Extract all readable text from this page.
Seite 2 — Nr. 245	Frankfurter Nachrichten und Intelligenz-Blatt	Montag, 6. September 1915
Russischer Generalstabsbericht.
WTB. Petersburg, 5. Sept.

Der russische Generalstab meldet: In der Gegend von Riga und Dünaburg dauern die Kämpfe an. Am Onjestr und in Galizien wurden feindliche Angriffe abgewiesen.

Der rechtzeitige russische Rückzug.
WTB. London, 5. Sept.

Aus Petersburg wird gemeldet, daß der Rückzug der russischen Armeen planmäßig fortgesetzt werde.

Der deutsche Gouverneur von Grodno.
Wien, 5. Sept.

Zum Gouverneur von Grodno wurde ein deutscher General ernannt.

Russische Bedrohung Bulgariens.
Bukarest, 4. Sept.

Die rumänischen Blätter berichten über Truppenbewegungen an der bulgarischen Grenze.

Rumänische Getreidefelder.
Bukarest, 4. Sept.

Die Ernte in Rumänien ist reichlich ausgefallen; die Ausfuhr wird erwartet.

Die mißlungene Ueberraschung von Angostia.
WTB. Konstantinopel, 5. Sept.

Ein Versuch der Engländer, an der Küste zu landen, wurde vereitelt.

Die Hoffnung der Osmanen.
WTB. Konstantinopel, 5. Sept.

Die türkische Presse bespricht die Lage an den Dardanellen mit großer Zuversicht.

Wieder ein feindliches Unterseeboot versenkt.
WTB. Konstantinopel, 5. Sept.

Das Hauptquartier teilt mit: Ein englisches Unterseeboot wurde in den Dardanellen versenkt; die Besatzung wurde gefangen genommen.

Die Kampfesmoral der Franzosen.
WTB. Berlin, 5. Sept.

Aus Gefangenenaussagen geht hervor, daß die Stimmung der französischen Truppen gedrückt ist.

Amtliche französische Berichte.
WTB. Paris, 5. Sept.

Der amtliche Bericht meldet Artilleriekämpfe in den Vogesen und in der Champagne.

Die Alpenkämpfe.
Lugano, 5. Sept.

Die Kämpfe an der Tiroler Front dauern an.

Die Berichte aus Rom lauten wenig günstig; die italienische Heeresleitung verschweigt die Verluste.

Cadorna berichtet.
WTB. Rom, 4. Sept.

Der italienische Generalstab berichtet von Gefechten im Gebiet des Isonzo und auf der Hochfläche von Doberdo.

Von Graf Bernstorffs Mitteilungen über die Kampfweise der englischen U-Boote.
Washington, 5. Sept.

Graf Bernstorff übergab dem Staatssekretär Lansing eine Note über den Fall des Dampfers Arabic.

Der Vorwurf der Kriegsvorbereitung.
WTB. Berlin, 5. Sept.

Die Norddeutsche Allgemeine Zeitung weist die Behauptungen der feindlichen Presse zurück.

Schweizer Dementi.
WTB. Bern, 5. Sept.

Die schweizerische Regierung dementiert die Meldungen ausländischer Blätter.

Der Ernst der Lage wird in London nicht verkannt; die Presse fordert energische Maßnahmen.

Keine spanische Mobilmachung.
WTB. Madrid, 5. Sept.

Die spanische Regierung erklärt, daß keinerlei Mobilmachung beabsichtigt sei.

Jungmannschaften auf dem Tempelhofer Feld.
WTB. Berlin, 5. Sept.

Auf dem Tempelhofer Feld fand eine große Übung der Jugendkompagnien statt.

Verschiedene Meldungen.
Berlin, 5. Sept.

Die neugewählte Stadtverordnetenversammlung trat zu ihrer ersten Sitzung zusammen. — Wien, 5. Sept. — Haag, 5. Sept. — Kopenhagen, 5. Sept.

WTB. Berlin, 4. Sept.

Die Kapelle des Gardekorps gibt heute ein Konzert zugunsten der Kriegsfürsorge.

* REQUIRED ACTION
Search each line of the entries for the string "Gouverneur", then say how many lines have it. Reply with the number only.

* SOLUTION BELOW
2